• Materials provided:

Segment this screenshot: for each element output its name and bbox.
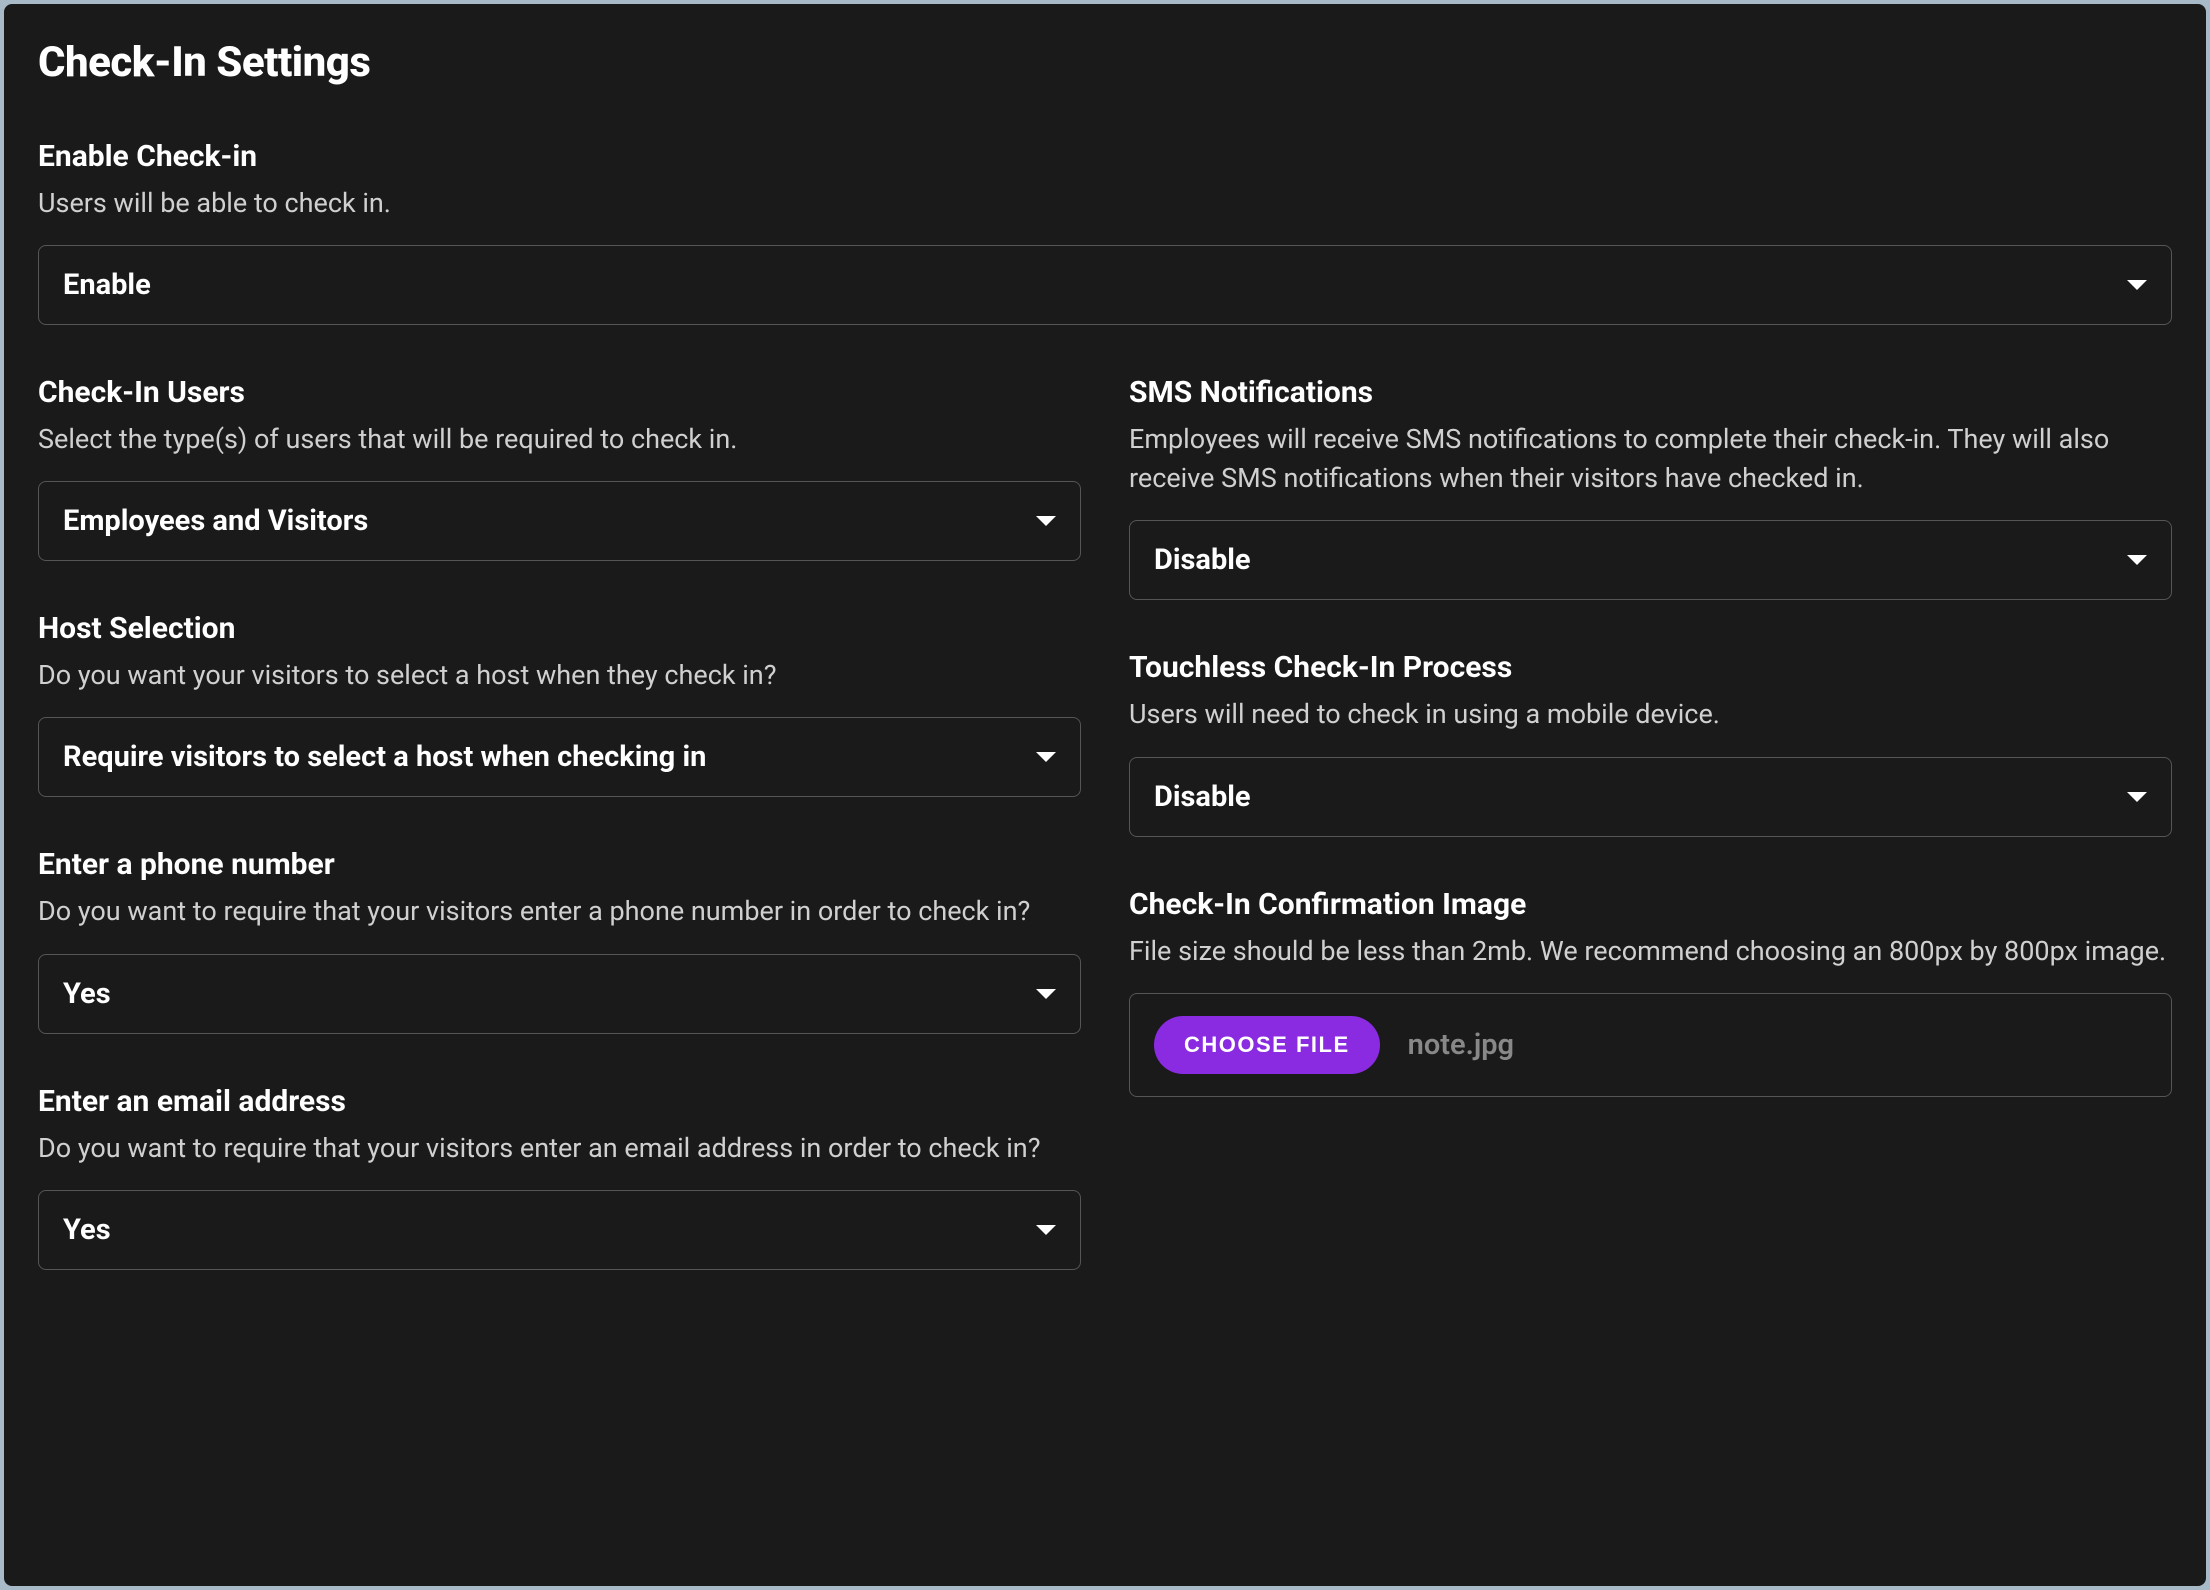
checkin-users-label: Check-In Users: [38, 375, 1081, 410]
touchless-field: Touchless Check-In Process Users will ne…: [1129, 650, 2172, 836]
enable-checkin-field: Enable Check-in Users will be able to ch…: [38, 139, 2172, 325]
left-column: Check-In Users Select the type(s) of use…: [38, 375, 1081, 1320]
host-selection-description: Do you want your visitors to select a ho…: [38, 656, 1081, 695]
email-address-field: Enter an email address Do you want to re…: [38, 1084, 1081, 1270]
phone-number-select[interactable]: Yes: [38, 954, 1081, 1034]
confirmation-image-label: Check-In Confirmation Image: [1129, 887, 2172, 922]
enable-checkin-select[interactable]: Enable: [38, 245, 2172, 325]
confirmation-image-upload: CHOOSE FILE note.jpg: [1129, 993, 2172, 1097]
touchless-description: Users will need to check in using a mobi…: [1129, 695, 2172, 734]
phone-number-field: Enter a phone number Do you want to requ…: [38, 847, 1081, 1033]
host-selection-label: Host Selection: [38, 611, 1081, 646]
columns-wrapper: Check-In Users Select the type(s) of use…: [38, 375, 2172, 1320]
sms-notifications-description: Employees will receive SMS notifications…: [1129, 420, 2172, 498]
sms-notifications-label: SMS Notifications: [1129, 375, 2172, 410]
host-selection-value: Require visitors to select a host when c…: [63, 740, 706, 774]
sms-notifications-select[interactable]: Disable: [1129, 520, 2172, 600]
checkin-users-field: Check-In Users Select the type(s) of use…: [38, 375, 1081, 561]
confirmation-image-field: Check-In Confirmation Image File size sh…: [1129, 887, 2172, 1097]
caret-down-icon: [2127, 555, 2147, 565]
right-column: SMS Notifications Employees will receive…: [1129, 375, 2172, 1320]
caret-down-icon: [1036, 516, 1056, 526]
caret-down-icon: [1036, 752, 1056, 762]
uploaded-file-name: note.jpg: [1408, 1028, 1514, 1062]
choose-file-button[interactable]: CHOOSE FILE: [1154, 1016, 1380, 1074]
email-address-select[interactable]: Yes: [38, 1190, 1081, 1270]
enable-checkin-value: Enable: [63, 268, 151, 302]
sms-notifications-field: SMS Notifications Employees will receive…: [1129, 375, 2172, 600]
checkin-users-description: Select the type(s) of users that will be…: [38, 420, 1081, 459]
host-selection-field: Host Selection Do you want your visitors…: [38, 611, 1081, 797]
host-selection-select[interactable]: Require visitors to select a host when c…: [38, 717, 1081, 797]
checkin-users-value: Employees and Visitors: [63, 504, 368, 538]
settings-panel: Check-In Settings Enable Check-in Users …: [4, 4, 2206, 1586]
phone-number-value: Yes: [63, 977, 111, 1011]
touchless-select[interactable]: Disable: [1129, 757, 2172, 837]
sms-notifications-value: Disable: [1154, 543, 1251, 577]
touchless-value: Disable: [1154, 780, 1251, 814]
confirmation-image-description: File size should be less than 2mb. We re…: [1129, 932, 2172, 971]
caret-down-icon: [2127, 792, 2147, 802]
caret-down-icon: [2127, 280, 2147, 290]
checkin-users-select[interactable]: Employees and Visitors: [38, 481, 1081, 561]
email-address-label: Enter an email address: [38, 1084, 1081, 1119]
phone-number-label: Enter a phone number: [38, 847, 1081, 882]
enable-checkin-description: Users will be able to check in.: [38, 184, 2172, 223]
caret-down-icon: [1036, 1225, 1056, 1235]
page-title: Check-In Settings: [38, 38, 2172, 87]
email-address-description: Do you want to require that your visitor…: [38, 1129, 1081, 1168]
enable-checkin-label: Enable Check-in: [38, 139, 2172, 174]
caret-down-icon: [1036, 989, 1056, 999]
touchless-label: Touchless Check-In Process: [1129, 650, 2172, 685]
email-address-value: Yes: [63, 1213, 111, 1247]
phone-number-description: Do you want to require that your visitor…: [38, 892, 1081, 931]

• Work required:
Render all of the data above as a JSON list of strings, one string per line, skipping blank lines and leaving out the picture.

• Task output:
[
  "Segment this screenshot: for each element output its name and bbox.",
  "checkin-users-label: Check-In Users: [38, 375, 1081, 410]",
  "touchless-field: Touchless Check-In Process Users will ne…: [1129, 650, 2172, 836]",
  "enable-checkin-field: Enable Check-in Users will be able to ch…: [38, 139, 2172, 325]",
  "left-column: Check-In Users Select the type(s) of use…: [38, 375, 1081, 1320]",
  "host-selection-description: Do you want your visitors to select a ho…: [38, 656, 1081, 695]",
  "email-address-field: Enter an email address Do you want to re…: [38, 1084, 1081, 1270]",
  "phone-number-select[interactable]: Yes: [38, 954, 1081, 1034]",
  "confirmation-image-label: Check-In Confirmation Image: [1129, 887, 2172, 922]",
  "enable-checkin-select[interactable]: Enable: [38, 245, 2172, 325]",
  "confirmation-image-upload: CHOOSE FILE note.jpg: [1129, 993, 2172, 1097]",
  "touchless-description: Users will need to check in using a mobi…: [1129, 695, 2172, 734]",
  "phone-number-field: Enter a phone number Do you want to requ…: [38, 847, 1081, 1033]",
  "host-selection-label: Host Selection: [38, 611, 1081, 646]",
  "columns-wrapper: Check-In Users Select the type(s) of use…: [38, 375, 2172, 1320]",
  "sms-notifications-description: Employees will receive SMS notifications…: [1129, 420, 2172, 498]",
  "sms-notifications-label: SMS Notifications: [1129, 375, 2172, 410]",
  "host-selection-value: Require visitors to select a host when c…: [63, 740, 706, 774]",
  "sms-notifications-select[interactable]: Disable: [1129, 520, 2172, 600]",
  "checkin-users-field: Check-In Users Select the type(s) of use…: [38, 375, 1081, 561]",
  "confirmation-image-field: Check-In Confirmation Image File size sh…: [1129, 887, 2172, 1097]",
  "caret-down-icon: [2127, 555, 2147, 565]",
  "right-column: SMS Notifications Employees will receive…: [1129, 375, 2172, 1320]",
  "caret-down-icon: [1036, 516, 1056, 526]",
  "caret-down-icon: [1036, 752, 1056, 762]",
  "uploaded-file-name: note.jpg: [1408, 1028, 1514, 1062]",
  "choose-file-button[interactable]: CHOOSE FILE: [1154, 1016, 1380, 1074]",
  "email-address-select[interactable]: Yes: [38, 1190, 1081, 1270]",
  "enable-checkin-value: Enable: [63, 268, 151, 302]",
  "sms-notifications-field: SMS Notifications Employees will receive…: [1129, 375, 2172, 600]",
  "checkin-users-description: Select the type(s) of users that will be…: [38, 420, 1081, 459]",
  "host-selection-field: Host Selection Do you want your visitors…: [38, 611, 1081, 797]",
  "host-selection-select[interactable]: Require visitors to select a host when c…: [38, 717, 1081, 797]",
  "checkin-users-value: Employees and Visitors: [63, 504, 368, 538]",
  "settings-panel: Check-In Settings Enable Check-in Users …: [4, 4, 2206, 1586]",
  "phone-number-value: Yes: [63, 977, 111, 1011]",
  "touchless-select[interactable]: Disable: [1129, 757, 2172, 837]",
  "sms-notifications-value: Disable: [1154, 543, 1251, 577]",
  "touchless-value: Disable: [1154, 780, 1251, 814]",
  "confirmation-image-description: File size should be less than 2mb. We re…: [1129, 932, 2172, 971]",
  "caret-down-icon: [2127, 792, 2147, 802]",
  "caret-down-icon: [2127, 280, 2147, 290]",
  "checkin-users-select[interactable]: Employees and Visitors: [38, 481, 1081, 561]",
  "email-address-label: Enter an email address: [38, 1084, 1081, 1119]",
  "phone-number-label: Enter a phone number: [38, 847, 1081, 882]",
  "enable-checkin-description: Users will be able to check in.: [38, 184, 2172, 223]",
  "caret-down-icon: [1036, 1225, 1056, 1235]",
  "page-title: Check-In Settings: [38, 38, 2172, 87]",
  "email-address-description: Do you want to require that your visitor…: [38, 1129, 1081, 1168]",
  "enable-checkin-label: Enable Check-in: [38, 139, 2172, 174]",
  "caret-down-icon: [1036, 989, 1056, 999]",
  "touchless-label: Touchless Check-In Process: [1129, 650, 2172, 685]",
  "email-address-value: Yes: [63, 1213, 111, 1247]",
  "phone-number-description: Do you want to require that your visitor…: [38, 892, 1081, 931]"
]